Would you transcribe the whole listing exactly, minus its pictures?

[Task inputs start]

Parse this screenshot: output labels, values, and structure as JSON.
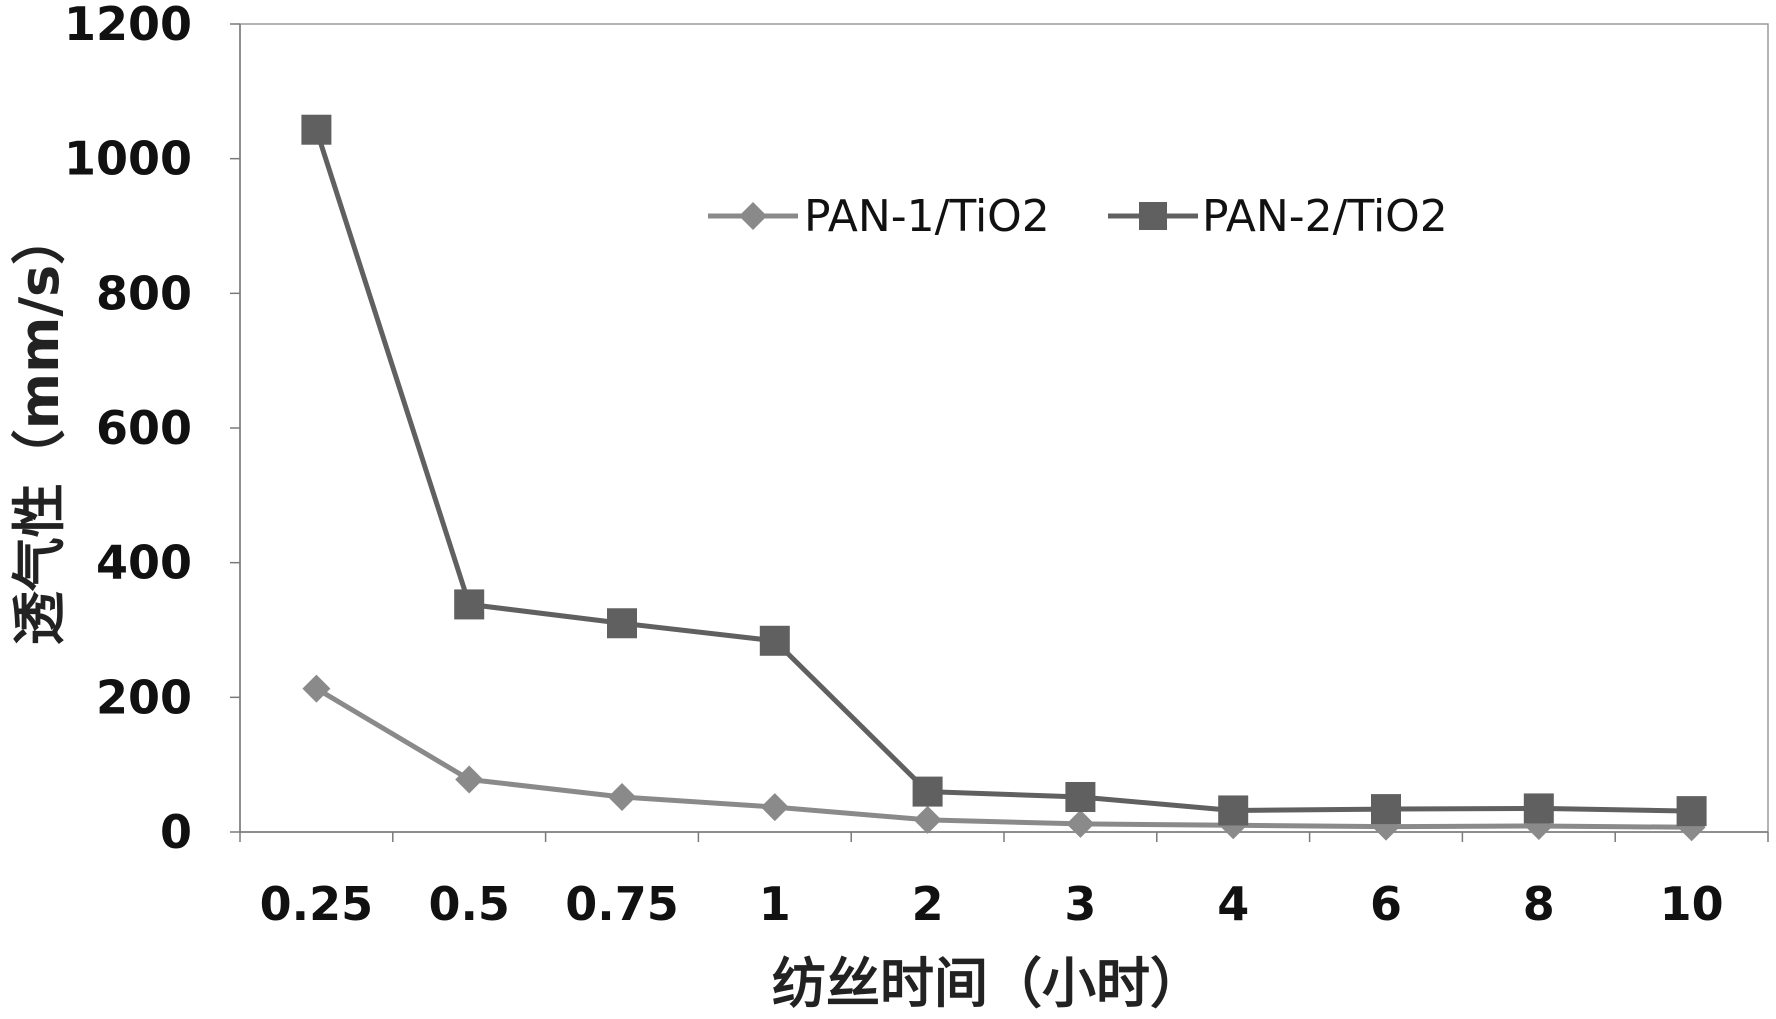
{
  "chart_data": {
    "type": "line",
    "categories": [
      "0.25",
      "0.5",
      "0.75",
      "1",
      "2",
      "3",
      "4",
      "6",
      "8",
      "10"
    ],
    "series": [
      {
        "name": "PAN-1/TiO2",
        "values": [
          213,
          78,
          52,
          37,
          18,
          12,
          10,
          8,
          9,
          7
        ],
        "color": "#8a8a8a",
        "marker": "diamond"
      },
      {
        "name": "PAN-2/TiO2",
        "values": [
          1043,
          338,
          310,
          284,
          60,
          52,
          32,
          34,
          35,
          31
        ],
        "color": "#606060",
        "marker": "square"
      }
    ],
    "ylim": [
      0,
      1200
    ],
    "yticks": [
      "0",
      "200",
      "400",
      "600",
      "800",
      "1000",
      "1200"
    ],
    "xlabel": "纺丝时间（小时）",
    "ylabel": "透气性（mm/s）",
    "legend_position": "top-center",
    "grid": false
  }
}
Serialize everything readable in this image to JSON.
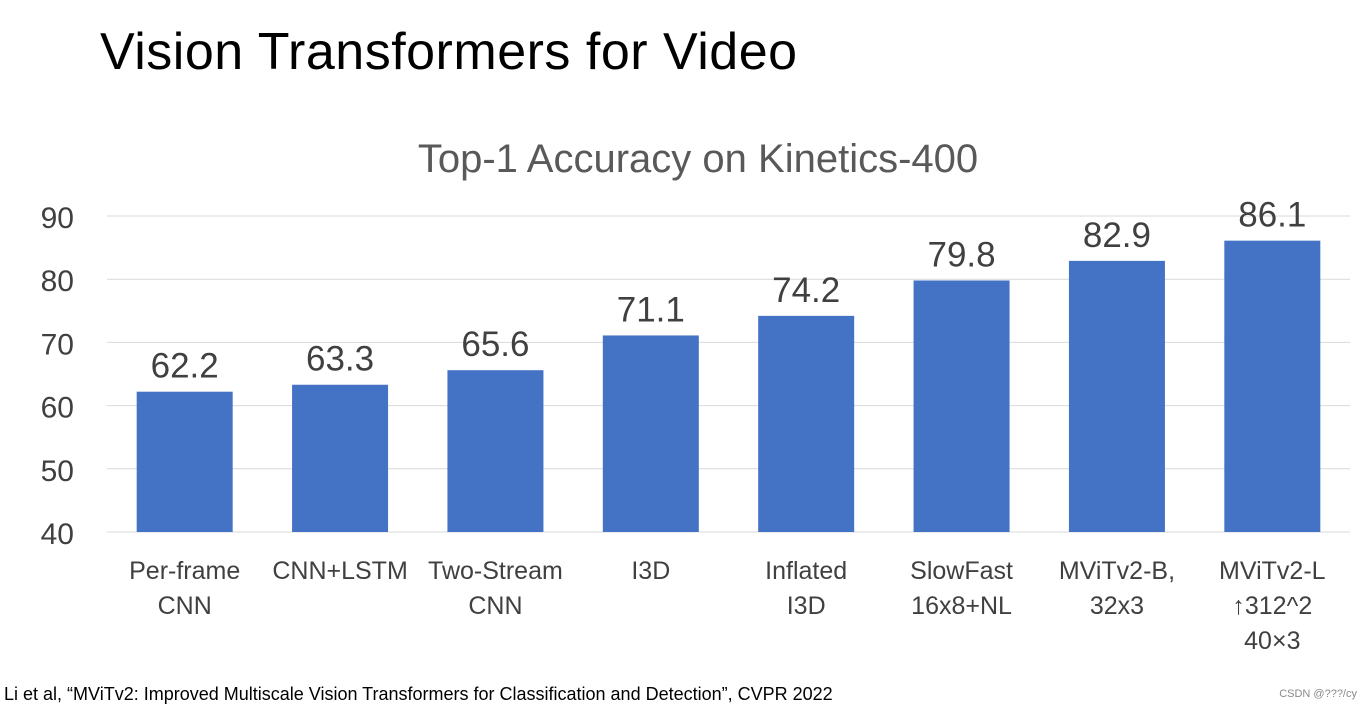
{
  "slide": {
    "title": "Vision Transformers for Video",
    "citation": "Li et al, “MViTv2: Improved Multiscale Vision Transformers for Classification and Detection”, CVPR 2022",
    "watermark": "CSDN @???/cy"
  },
  "colors": {
    "bar": "#4472C4",
    "gridline": "#D9D9D9",
    "text": "#404040",
    "title_text": "#595959"
  },
  "chart_data": {
    "type": "bar",
    "title": "Top-1 Accuracy on Kinetics-400",
    "xlabel": "",
    "ylabel": "",
    "ylim": [
      40,
      90
    ],
    "yticks": [
      40,
      50,
      60,
      70,
      80,
      90
    ],
    "grid": true,
    "legend": "none",
    "categories": [
      [
        "Per-frame",
        "CNN"
      ],
      [
        "CNN+LSTM"
      ],
      [
        "Two-Stream",
        "CNN"
      ],
      [
        "I3D"
      ],
      [
        "Inflated",
        "I3D"
      ],
      [
        "SlowFast",
        "16x8+NL"
      ],
      [
        "MViTv2-B,",
        "32x3"
      ],
      [
        "MViTv2-L",
        "↑312^2",
        "40×3"
      ]
    ],
    "values": [
      62.2,
      63.3,
      65.6,
      71.1,
      74.2,
      79.8,
      82.9,
      86.1
    ],
    "value_labels": [
      "62.2",
      "63.3",
      "65.6",
      "71.1",
      "74.2",
      "79.8",
      "82.9",
      "86.1"
    ]
  }
}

[Task inputs end]

▸ **Task answer**
Parse this screenshot: output labels, values, and structure as JSON.
{
  "chart_data": {
    "type": "line",
    "categories": [
      "0.25",
      "0.5",
      "0.75",
      "1",
      "2",
      "3",
      "4",
      "6",
      "8",
      "10"
    ],
    "series": [
      {
        "name": "PAN-1/TiO2",
        "values": [
          213,
          78,
          52,
          37,
          18,
          12,
          10,
          8,
          9,
          7
        ],
        "color": "#8a8a8a",
        "marker": "diamond"
      },
      {
        "name": "PAN-2/TiO2",
        "values": [
          1043,
          338,
          310,
          284,
          60,
          52,
          32,
          34,
          35,
          31
        ],
        "color": "#606060",
        "marker": "square"
      }
    ],
    "ylim": [
      0,
      1200
    ],
    "yticks": [
      "0",
      "200",
      "400",
      "600",
      "800",
      "1000",
      "1200"
    ],
    "xlabel": "纺丝时间（小时）",
    "ylabel": "透气性（mm/s）",
    "legend_position": "top-center",
    "grid": false
  }
}
Serialize everything readable in this image to JSON.
{
  "slide": {
    "title": "Vision Transformers for Video",
    "citation": "Li et al, “MViTv2: Improved Multiscale Vision Transformers for Classification and Detection”, CVPR 2022",
    "watermark": "CSDN @???/cy"
  },
  "colors": {
    "bar": "#4472C4",
    "gridline": "#D9D9D9",
    "text": "#404040",
    "title_text": "#595959"
  },
  "chart_data": {
    "type": "bar",
    "title": "Top-1 Accuracy on Kinetics-400",
    "xlabel": "",
    "ylabel": "",
    "ylim": [
      40,
      90
    ],
    "yticks": [
      40,
      50,
      60,
      70,
      80,
      90
    ],
    "grid": true,
    "legend": "none",
    "categories": [
      [
        "Per-frame",
        "CNN"
      ],
      [
        "CNN+LSTM"
      ],
      [
        "Two-Stream",
        "CNN"
      ],
      [
        "I3D"
      ],
      [
        "Inflated",
        "I3D"
      ],
      [
        "SlowFast",
        "16x8+NL"
      ],
      [
        "MViTv2-B,",
        "32x3"
      ],
      [
        "MViTv2-L",
        "↑312^2",
        "40×3"
      ]
    ],
    "values": [
      62.2,
      63.3,
      65.6,
      71.1,
      74.2,
      79.8,
      82.9,
      86.1
    ],
    "value_labels": [
      "62.2",
      "63.3",
      "65.6",
      "71.1",
      "74.2",
      "79.8",
      "82.9",
      "86.1"
    ]
  }
}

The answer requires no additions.